• _WRITTEN PROBLEM_:
Copy out the lines of the listing below word for word, starting at the line containing "- volcano-marker: [302, 210, 314, 220]" and ending at the line containing "- volcano-marker: [316, 227, 328, 237]".
— START MATERIAL FOR THIS EXERCISE —
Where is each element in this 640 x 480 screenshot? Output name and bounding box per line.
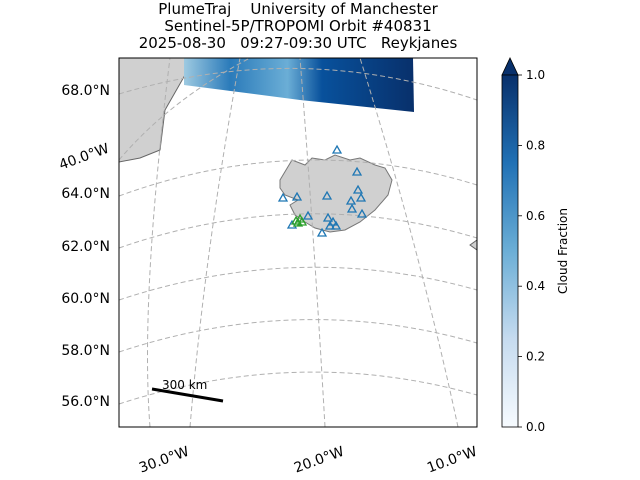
- volcano-marker: [302, 210, 314, 220]
- scale-bar-label: 300 km: [162, 378, 207, 392]
- grid-line: [119, 58, 251, 161]
- lat-label: 58.0°N: [61, 343, 110, 359]
- volcano-marker: [290, 215, 302, 225]
- ocean: [119, 58, 477, 427]
- volcano-marker: [322, 212, 334, 222]
- volcano-marker: [324, 220, 336, 230]
- volcano-marker: [330, 220, 342, 230]
- volcano-marker: [345, 195, 357, 205]
- lat-label: 60.0°N: [61, 291, 110, 307]
- lon-label: 40.0°W: [57, 141, 111, 174]
- lon-label: 20.0°W: [292, 444, 346, 477]
- cloud-swath: [184, 58, 414, 112]
- title-line: PlumeTraj University of Manchester: [158, 0, 438, 18]
- volcano-marker: [355, 192, 367, 202]
- scale-bar: [151, 387, 224, 403]
- colorbar-extend: [501, 57, 519, 76]
- volcano-marker: [346, 203, 358, 213]
- map-frame: [118, 57, 478, 428]
- volcano-marker: [316, 227, 328, 237]
- volcano-markers: [277, 144, 368, 237]
- volcano-marker: [356, 208, 368, 218]
- volcano-marker: [321, 190, 333, 200]
- colorbar-tick-label: 0.0: [526, 420, 545, 434]
- grid-line: [147, 58, 171, 427]
- land: [469, 239, 477, 251]
- volcano-marker: [331, 144, 343, 154]
- volcano-marker: [277, 192, 289, 202]
- lat-label: 68.0°N: [61, 83, 110, 99]
- volcano-marker: [296, 216, 308, 226]
- colorbar-tick-label: 0.2: [526, 350, 545, 364]
- colorbar-tick-label: 0.8: [526, 138, 545, 152]
- lat-label: 64.0°N: [61, 186, 110, 202]
- lat-label: 62.0°N: [61, 239, 110, 255]
- colorbar-tick-label: 0.6: [526, 209, 545, 223]
- lat-label: 56.0°N: [61, 394, 110, 410]
- title-line: Sentinel-5P/TROPOMI Orbit #40831: [164, 17, 431, 35]
- grid-line: [359, 58, 459, 427]
- lon-label: 30.0°W: [137, 444, 191, 477]
- lon-label: 10.0°W: [425, 444, 479, 477]
- colorbar-tick-label: 0.4: [526, 279, 545, 293]
- grid-line: [119, 266, 477, 301]
- volcano-marker: [327, 216, 339, 226]
- title-line: 2025-08-30 09:27-09:30 UTC Reykjanes: [139, 34, 458, 52]
- colorbar-tick-label: 1.0: [526, 68, 545, 82]
- colorbar-bar: [501, 74, 519, 428]
- volcano-marker: [351, 166, 363, 176]
- colorbar: Cloud Fraction 0.0 0.2 0.4 0.6 0.8 1.0: [501, 57, 570, 434]
- grid-line: [119, 319, 477, 353]
- map-area: 300 km: [119, 58, 477, 427]
- grid-line: [119, 159, 477, 197]
- volcano-marker: [352, 184, 364, 194]
- colorbar-label: Cloud Fraction: [556, 208, 570, 294]
- volcano-marker: [291, 191, 303, 201]
- grid-line: [189, 58, 241, 427]
- grid-line: [119, 213, 477, 249]
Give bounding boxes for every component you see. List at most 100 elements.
— END MATERIAL FOR THIS EXERCISE —
• _RESULT OF THIS TASK_:
- volcano-marker: [302, 210, 314, 220]
- scale-bar-label: 300 km: [162, 378, 207, 392]
- grid-line: [119, 58, 251, 161]
- lat-label: 58.0°N: [61, 343, 110, 359]
- volcano-marker: [290, 215, 302, 225]
- ocean: [119, 58, 477, 427]
- volcano-marker: [322, 212, 334, 222]
- volcano-marker: [324, 220, 336, 230]
- volcano-marker: [330, 220, 342, 230]
- volcano-marker: [345, 195, 357, 205]
- lat-label: 60.0°N: [61, 291, 110, 307]
- lon-label: 40.0°W: [57, 141, 111, 174]
- lon-label: 20.0°W: [292, 444, 346, 477]
- cloud-swath: [184, 58, 414, 112]
- title-line: PlumeTraj University of Manchester: [158, 0, 438, 18]
- volcano-marker: [355, 192, 367, 202]
- scale-bar: [151, 387, 224, 403]
- colorbar-extend: [501, 57, 519, 76]
- volcano-marker: [346, 203, 358, 213]
- map-frame: [118, 57, 478, 428]
- volcano-marker: [316, 227, 328, 237]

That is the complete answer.